Each record below is to be reproduced without any change.

=== Provided data ===

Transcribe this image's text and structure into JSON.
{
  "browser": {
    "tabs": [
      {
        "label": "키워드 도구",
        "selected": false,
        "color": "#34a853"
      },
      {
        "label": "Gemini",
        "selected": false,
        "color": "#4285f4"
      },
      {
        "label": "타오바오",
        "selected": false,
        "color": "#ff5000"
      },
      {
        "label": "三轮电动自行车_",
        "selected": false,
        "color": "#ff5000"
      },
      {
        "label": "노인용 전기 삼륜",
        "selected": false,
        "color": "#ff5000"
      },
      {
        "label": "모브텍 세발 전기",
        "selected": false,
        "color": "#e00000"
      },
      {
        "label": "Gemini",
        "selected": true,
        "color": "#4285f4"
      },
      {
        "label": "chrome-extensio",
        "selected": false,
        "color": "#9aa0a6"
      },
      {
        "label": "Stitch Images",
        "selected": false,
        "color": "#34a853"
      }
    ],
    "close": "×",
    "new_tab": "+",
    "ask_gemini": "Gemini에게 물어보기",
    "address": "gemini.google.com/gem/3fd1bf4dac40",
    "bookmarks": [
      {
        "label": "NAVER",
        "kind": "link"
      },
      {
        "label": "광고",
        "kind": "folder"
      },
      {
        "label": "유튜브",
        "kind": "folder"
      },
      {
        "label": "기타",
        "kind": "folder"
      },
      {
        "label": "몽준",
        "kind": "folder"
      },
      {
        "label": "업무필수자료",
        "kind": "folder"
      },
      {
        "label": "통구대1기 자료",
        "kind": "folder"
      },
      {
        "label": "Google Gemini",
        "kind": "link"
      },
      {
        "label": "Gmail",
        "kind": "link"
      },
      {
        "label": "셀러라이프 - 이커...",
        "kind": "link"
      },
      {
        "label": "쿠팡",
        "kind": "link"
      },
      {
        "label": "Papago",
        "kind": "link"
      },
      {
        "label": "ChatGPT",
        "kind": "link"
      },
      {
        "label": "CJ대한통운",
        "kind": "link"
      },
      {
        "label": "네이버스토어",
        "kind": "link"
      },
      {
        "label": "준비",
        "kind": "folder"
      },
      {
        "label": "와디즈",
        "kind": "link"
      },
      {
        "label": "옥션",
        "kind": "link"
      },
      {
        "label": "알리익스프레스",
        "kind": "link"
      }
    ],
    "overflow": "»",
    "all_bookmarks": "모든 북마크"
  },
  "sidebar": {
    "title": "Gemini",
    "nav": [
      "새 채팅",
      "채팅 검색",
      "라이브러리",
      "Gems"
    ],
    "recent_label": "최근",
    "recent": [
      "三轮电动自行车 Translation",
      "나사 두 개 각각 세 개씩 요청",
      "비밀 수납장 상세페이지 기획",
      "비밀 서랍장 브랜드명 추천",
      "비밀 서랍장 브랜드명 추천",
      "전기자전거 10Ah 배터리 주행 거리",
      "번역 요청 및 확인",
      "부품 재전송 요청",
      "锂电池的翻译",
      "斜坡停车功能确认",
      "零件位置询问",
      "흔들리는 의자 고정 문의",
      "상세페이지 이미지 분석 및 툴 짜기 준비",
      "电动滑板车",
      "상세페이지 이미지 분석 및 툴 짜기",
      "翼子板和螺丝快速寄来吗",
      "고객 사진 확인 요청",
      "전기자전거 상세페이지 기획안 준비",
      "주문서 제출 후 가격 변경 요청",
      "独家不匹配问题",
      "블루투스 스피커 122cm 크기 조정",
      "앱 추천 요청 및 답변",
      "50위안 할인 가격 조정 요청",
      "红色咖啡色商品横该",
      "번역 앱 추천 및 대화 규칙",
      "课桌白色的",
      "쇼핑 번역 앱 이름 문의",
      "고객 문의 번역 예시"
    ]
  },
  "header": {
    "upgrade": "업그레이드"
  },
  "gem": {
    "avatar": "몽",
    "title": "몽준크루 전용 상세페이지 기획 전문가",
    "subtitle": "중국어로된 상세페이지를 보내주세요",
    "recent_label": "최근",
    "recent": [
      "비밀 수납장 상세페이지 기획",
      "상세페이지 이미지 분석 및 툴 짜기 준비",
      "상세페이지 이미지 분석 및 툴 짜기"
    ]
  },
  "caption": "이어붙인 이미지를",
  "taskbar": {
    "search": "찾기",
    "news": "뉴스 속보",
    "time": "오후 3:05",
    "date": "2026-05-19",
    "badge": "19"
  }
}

===

**Task solution**
Transcribe this image's text and structure into JSON.
{
  "browser": {
    "tabs": [
      {
        "label": "키워드 도구",
        "selected": false,
        "color": "#34a853"
      },
      {
        "label": "Gemini",
        "selected": false,
        "color": "#4285f4"
      },
      {
        "label": "타오바오",
        "selected": false,
        "color": "#ff5000"
      },
      {
        "label": "三轮电动自行车_",
        "selected": false,
        "color": "#ff5000"
      },
      {
        "label": "노인용 전기 삼륜",
        "selected": false,
        "color": "#ff5000"
      },
      {
        "label": "모브텍 세발 전기",
        "selected": false,
        "color": "#e00000"
      },
      {
        "label": "Gemini",
        "selected": true,
        "color": "#4285f4"
      },
      {
        "label": "chrome-extensio",
        "selected": false,
        "color": "#9aa0a6"
      },
      {
        "label": "Stitch Images",
        "selected": false,
        "color": "#34a853"
      }
    ],
    "close": "×",
    "new_tab": "+",
    "ask_gemini": "Gemini에게 물어보기",
    "address": "gemini.google.com/gem/3fd1bf4dac40",
    "bookmarks": [
      {
        "label": "NAVER",
        "kind": "link"
      },
      {
        "label": "광고",
        "kind": "folder"
      },
      {
        "label": "유튜브",
        "kind": "folder"
      },
      {
        "label": "기타",
        "kind": "folder"
      },
      {
        "label": "몽준",
        "kind": "folder"
      },
      {
        "label": "업무필수자료",
        "kind": "folder"
      },
      {
        "label": "통구대1기 자료",
        "kind": "folder"
      },
      {
        "label": "Google Gemini",
        "kind": "link"
      },
      {
        "label": "Gmail",
        "kind": "link"
      },
      {
        "label": "셀러라이프 - 이커...",
        "kind": "link"
      },
      {
        "label": "쿠팡",
        "kind": "link"
      },
      {
        "label": "Papago",
        "kind": "link"
      },
      {
        "label": "ChatGPT",
        "kind": "link"
      },
      {
        "label": "CJ대한통운",
        "kind": "link"
      },
      {
        "label": "네이버스토어",
        "kind": "link"
      },
      {
        "label": "준비",
        "kind": "folder"
      },
      {
        "label": "와디즈",
        "kind": "link"
      },
      {
        "label": "옥션",
        "kind": "link"
      },
      {
        "label": "알리익스프레스",
        "kind": "link"
      }
    ],
    "overflow": "»",
    "all_bookmarks": "모든 북마크"
  },
  "sidebar": {
    "title": "Gemini",
    "nav": [
      "새 채팅",
      "채팅 검색",
      "라이브러리",
      "Gems"
    ],
    "recent_label": "최근",
    "recent": [
      "三轮电动自行车 Translation",
      "나사 두 개 각각 세 개씩 요청",
      "비밀 수납장 상세페이지 기획",
      "비밀 서랍장 브랜드명 추천",
      "비밀 서랍장 브랜드명 추천",
      "전기자전거 10Ah 배터리 주행 거리",
      "번역 요청 및 확인",
      "부품 재전송 요청",
      "锂电池的翻译",
      "斜坡停车功能确认",
      "零件位置询问",
      "흔들리는 의자 고정 문의",
      "상세페이지 이미지 분석 및 툴 짜기 준비",
      "电动滑板车",
      "상세페이지 이미지 분석 및 툴 짜기",
      "翼子板和螺丝快速寄来吗",
      "고객 사진 확인 요청",
      "전기자전거 상세페이지 기획안 준비",
      "주문서 제출 후 가격 변경 요청",
      "独家不匹配问题",
      "블루투스 스피커 122cm 크기 조정",
      "앱 추천 요청 및 답변",
      "50위안 할인 가격 조정 요청",
      "红色咖啡色商品横该",
      "번역 앱 추천 및 대화 규칙",
      "课桌白色的",
      "쇼핑 번역 앱 이름 문의",
      "고객 문의 번역 예시"
    ]
  },
  "header": {
    "upgrade": "업그레이드"
  },
  "gem": {
    "avatar": "몽",
    "title": "몽준크루 전용 상세페이지 기획 전문가",
    "subtitle": "중국어로된 상세페이지를 보내주세요",
    "recent_label": "최근",
    "recent": [
      "비밀 수납장 상세페이지 기획",
      "상세페이지 이미지 분석 및 툴 짜기 준비",
      "상세페이지 이미지 분석 및 툴 짜기"
    ]
  },
  "caption": "이어붙인 이미지를",
  "taskbar": {
    "search": "찾기",
    "news": "뉴스 속보",
    "time": "오후 3:05",
    "date": "2026-05-19",
    "badge": "19"
  }
}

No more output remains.